__EXERCISE DESCRIPTION__
All of the records below must be output exactly, with no pictures carried over.

Dataset listings of figures
=-=-=
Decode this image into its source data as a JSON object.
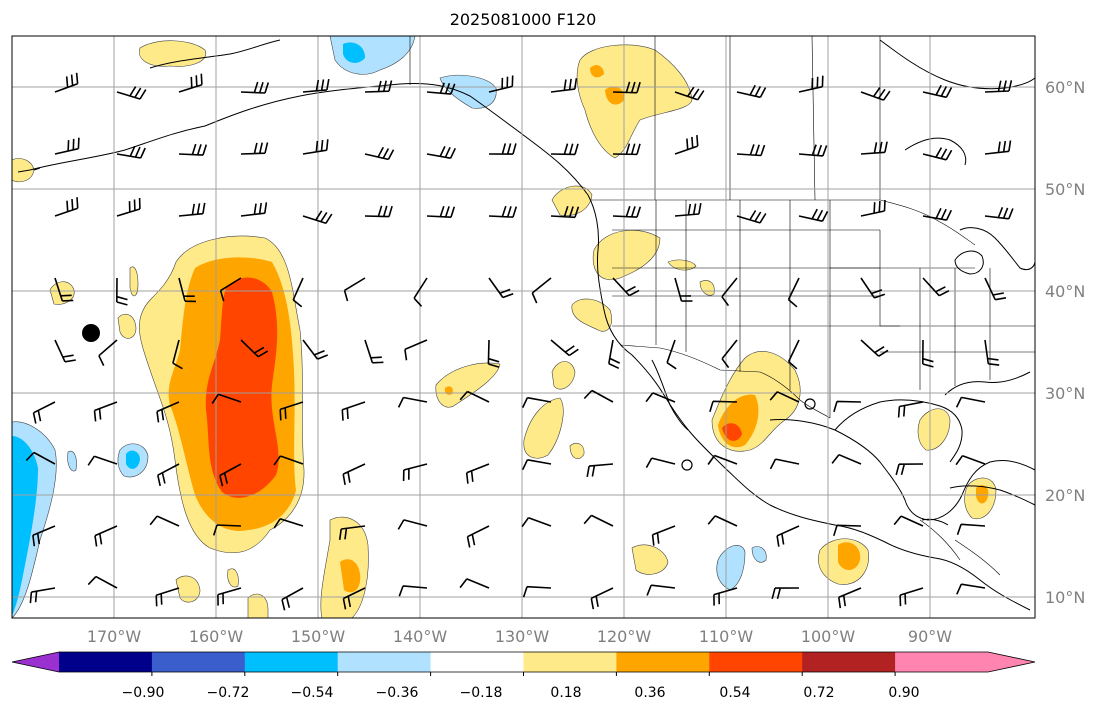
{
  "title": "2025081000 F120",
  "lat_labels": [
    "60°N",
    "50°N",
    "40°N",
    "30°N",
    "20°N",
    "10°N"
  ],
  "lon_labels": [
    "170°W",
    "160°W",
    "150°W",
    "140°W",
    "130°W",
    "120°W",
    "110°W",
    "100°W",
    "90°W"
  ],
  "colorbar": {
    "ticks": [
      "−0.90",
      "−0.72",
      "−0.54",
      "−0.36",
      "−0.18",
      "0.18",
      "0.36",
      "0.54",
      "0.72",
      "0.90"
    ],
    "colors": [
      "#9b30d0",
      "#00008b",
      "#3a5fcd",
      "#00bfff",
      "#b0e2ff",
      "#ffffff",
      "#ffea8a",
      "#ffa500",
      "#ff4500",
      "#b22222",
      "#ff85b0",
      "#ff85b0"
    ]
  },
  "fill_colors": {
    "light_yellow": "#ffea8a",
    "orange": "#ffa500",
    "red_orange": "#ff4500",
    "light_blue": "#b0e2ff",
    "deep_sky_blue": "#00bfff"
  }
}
=-=-=
__SOLUTION FOR THIS TASK__
Decode this image into its source data as a JSON object.
{
  "title": "2025081000 F120",
  "lat_labels": [
    "60°N",
    "50°N",
    "40°N",
    "30°N",
    "20°N",
    "10°N"
  ],
  "lon_labels": [
    "170°W",
    "160°W",
    "150°W",
    "140°W",
    "130°W",
    "120°W",
    "110°W",
    "100°W",
    "90°W"
  ],
  "colorbar": {
    "ticks": [
      "−0.90",
      "−0.72",
      "−0.54",
      "−0.36",
      "−0.18",
      "0.18",
      "0.36",
      "0.54",
      "0.72",
      "0.90"
    ],
    "colors": [
      "#9b30d0",
      "#00008b",
      "#3a5fcd",
      "#00bfff",
      "#b0e2ff",
      "#ffffff",
      "#ffea8a",
      "#ffa500",
      "#ff4500",
      "#b22222",
      "#ff85b0",
      "#ff85b0"
    ]
  },
  "fill_colors": {
    "light_yellow": "#ffea8a",
    "orange": "#ffa500",
    "red_orange": "#ff4500",
    "light_blue": "#b0e2ff",
    "deep_sky_blue": "#00bfff"
  }
}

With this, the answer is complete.